▶ **Information given**
---*---
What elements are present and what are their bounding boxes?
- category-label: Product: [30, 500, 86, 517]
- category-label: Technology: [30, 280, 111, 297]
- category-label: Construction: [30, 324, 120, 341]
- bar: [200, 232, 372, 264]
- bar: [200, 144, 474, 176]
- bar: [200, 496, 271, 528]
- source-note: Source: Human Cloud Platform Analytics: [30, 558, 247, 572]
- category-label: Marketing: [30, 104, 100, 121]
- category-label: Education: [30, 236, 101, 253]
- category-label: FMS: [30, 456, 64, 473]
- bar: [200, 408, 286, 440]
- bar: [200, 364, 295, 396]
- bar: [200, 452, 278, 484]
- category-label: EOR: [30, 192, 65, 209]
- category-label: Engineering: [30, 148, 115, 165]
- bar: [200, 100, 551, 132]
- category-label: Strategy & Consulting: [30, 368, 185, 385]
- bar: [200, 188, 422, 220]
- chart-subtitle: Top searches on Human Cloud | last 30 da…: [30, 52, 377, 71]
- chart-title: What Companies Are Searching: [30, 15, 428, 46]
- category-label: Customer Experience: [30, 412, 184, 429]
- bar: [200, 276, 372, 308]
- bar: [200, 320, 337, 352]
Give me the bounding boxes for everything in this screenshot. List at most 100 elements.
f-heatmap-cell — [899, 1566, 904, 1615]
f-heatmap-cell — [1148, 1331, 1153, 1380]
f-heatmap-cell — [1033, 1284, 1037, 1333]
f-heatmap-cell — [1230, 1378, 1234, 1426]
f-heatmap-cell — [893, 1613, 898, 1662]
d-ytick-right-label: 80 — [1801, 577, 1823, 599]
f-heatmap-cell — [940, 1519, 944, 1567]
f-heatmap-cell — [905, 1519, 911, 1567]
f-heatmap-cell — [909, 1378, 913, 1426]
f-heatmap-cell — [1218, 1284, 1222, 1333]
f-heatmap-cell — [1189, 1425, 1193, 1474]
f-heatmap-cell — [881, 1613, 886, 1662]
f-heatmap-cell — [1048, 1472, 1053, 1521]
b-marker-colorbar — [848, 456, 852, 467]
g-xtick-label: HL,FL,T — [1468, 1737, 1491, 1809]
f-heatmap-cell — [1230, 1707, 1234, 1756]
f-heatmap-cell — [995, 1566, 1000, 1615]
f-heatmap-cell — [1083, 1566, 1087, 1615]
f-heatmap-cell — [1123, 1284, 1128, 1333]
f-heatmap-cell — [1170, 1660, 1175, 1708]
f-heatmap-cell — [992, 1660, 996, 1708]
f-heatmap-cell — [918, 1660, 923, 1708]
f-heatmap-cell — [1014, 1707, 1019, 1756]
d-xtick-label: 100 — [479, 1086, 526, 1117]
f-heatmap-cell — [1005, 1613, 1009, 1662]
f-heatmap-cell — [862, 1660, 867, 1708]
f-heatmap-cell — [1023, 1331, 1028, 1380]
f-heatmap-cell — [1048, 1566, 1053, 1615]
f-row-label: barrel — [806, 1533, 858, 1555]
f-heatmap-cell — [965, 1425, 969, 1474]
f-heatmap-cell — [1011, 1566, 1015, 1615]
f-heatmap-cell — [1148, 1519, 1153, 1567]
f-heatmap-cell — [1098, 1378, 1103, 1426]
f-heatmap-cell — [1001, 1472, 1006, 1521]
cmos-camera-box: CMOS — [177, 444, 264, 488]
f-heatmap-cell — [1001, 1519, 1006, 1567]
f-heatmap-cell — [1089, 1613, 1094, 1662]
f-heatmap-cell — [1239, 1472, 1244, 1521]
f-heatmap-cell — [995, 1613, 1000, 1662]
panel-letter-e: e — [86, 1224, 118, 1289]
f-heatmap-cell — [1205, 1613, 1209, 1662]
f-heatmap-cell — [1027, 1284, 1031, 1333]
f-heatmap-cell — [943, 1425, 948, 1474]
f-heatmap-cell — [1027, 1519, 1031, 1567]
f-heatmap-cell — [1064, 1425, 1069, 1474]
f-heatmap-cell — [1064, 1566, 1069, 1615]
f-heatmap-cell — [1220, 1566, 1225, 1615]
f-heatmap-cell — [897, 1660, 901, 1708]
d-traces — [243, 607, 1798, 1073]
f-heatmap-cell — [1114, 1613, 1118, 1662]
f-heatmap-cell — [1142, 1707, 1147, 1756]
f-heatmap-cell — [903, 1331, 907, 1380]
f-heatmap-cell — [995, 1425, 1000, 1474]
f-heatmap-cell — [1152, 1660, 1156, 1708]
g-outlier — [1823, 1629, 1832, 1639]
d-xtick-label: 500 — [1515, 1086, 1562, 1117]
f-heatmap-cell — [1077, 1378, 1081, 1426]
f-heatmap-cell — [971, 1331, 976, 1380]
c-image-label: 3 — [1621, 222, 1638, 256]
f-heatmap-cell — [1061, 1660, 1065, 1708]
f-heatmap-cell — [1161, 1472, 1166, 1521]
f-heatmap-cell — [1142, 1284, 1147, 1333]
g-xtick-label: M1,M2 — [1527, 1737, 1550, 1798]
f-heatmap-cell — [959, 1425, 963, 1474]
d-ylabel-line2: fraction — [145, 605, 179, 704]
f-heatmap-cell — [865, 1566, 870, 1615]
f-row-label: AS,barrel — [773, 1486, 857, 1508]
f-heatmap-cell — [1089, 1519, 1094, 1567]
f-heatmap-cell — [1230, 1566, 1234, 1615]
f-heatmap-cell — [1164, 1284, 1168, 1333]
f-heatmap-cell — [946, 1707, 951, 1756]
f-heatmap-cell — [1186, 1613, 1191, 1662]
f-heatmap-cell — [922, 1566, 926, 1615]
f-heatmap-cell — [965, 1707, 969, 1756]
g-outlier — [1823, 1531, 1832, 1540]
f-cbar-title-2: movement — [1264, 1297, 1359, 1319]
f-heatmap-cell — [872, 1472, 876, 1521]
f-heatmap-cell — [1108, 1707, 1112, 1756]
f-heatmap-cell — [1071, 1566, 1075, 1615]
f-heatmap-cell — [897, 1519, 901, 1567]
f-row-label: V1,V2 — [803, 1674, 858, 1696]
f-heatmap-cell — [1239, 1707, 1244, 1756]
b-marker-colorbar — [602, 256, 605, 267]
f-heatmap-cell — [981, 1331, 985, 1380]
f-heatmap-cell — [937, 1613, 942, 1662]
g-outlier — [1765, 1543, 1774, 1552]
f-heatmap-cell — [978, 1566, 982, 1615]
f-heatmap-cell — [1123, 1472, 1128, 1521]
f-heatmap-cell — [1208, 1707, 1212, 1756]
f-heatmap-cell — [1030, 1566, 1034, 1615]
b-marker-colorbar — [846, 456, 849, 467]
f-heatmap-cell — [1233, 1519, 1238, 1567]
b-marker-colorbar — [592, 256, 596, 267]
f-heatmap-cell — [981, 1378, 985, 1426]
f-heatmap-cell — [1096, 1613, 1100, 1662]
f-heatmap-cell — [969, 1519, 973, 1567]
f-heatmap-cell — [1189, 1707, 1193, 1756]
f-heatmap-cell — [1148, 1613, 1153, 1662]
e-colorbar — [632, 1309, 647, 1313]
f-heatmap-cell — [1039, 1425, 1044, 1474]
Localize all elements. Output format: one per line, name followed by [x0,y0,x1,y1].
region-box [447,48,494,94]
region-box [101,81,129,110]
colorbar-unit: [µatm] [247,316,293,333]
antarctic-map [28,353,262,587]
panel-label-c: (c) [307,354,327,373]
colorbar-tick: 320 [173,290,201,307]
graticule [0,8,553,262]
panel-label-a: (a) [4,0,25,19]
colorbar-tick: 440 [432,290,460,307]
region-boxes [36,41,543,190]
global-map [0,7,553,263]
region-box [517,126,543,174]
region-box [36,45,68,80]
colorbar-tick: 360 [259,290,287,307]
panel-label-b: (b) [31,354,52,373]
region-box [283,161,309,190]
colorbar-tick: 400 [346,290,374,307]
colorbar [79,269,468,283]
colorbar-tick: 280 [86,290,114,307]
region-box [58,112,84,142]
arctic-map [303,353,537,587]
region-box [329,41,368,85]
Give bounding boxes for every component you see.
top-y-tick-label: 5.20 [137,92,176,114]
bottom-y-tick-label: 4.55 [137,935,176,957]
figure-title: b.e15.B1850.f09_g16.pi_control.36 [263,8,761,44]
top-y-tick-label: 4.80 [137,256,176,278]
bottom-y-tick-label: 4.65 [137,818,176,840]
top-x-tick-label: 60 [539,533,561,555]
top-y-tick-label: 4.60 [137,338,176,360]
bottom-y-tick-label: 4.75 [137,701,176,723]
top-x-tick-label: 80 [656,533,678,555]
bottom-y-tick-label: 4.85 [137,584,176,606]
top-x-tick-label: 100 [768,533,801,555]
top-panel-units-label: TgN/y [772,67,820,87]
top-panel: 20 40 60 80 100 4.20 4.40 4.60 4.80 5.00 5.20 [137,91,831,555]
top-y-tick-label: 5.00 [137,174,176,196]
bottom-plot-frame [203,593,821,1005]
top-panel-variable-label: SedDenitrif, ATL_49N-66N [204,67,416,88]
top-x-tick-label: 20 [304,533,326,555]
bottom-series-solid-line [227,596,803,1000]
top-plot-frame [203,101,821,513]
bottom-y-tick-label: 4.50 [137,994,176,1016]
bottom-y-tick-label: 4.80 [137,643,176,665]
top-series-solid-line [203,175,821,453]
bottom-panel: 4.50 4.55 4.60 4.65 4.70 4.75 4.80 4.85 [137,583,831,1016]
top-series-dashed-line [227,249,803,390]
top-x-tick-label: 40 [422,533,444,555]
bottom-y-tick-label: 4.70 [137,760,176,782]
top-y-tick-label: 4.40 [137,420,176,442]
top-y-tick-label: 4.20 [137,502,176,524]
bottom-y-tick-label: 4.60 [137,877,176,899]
---*---
▶ **Set exercise**
Copy the records starting at the first line and ending at the line containing "- bar: [200, 320, 337, 352]", substituting "row-label" for every occurrence of "category-label" and leaving all else unchanged.

▶ **Solution**
What elements are present and what are their bounding boxes?
- row-label: Product: [30, 500, 86, 517]
- row-label: Technology: [30, 280, 111, 297]
- row-label: Construction: [30, 324, 120, 341]
- bar: [200, 232, 372, 264]
- bar: [200, 144, 474, 176]
- bar: [200, 496, 271, 528]
- source-note: Source: Human Cloud Platform Analytics: [30, 558, 247, 572]
- row-label: Marketing: [30, 104, 100, 121]
- row-label: Education: [30, 236, 101, 253]
- row-label: FMS: [30, 456, 64, 473]
- bar: [200, 408, 286, 440]
- bar: [200, 364, 295, 396]
- bar: [200, 452, 278, 484]
- row-label: EOR: [30, 192, 65, 209]
- row-label: Engineering: [30, 148, 115, 165]
- bar: [200, 100, 551, 132]
- row-label: Strategy & Consulting: [30, 368, 185, 385]
- bar: [200, 188, 422, 220]
- chart-subtitle: Top searches on Human Cloud | last 30 da…: [30, 52, 377, 71]
- chart-title: What Companies Are Searching: [30, 15, 428, 46]
- row-label: Customer Experience: [30, 412, 184, 429]
- bar: [200, 276, 372, 308]
- bar: [200, 320, 337, 352]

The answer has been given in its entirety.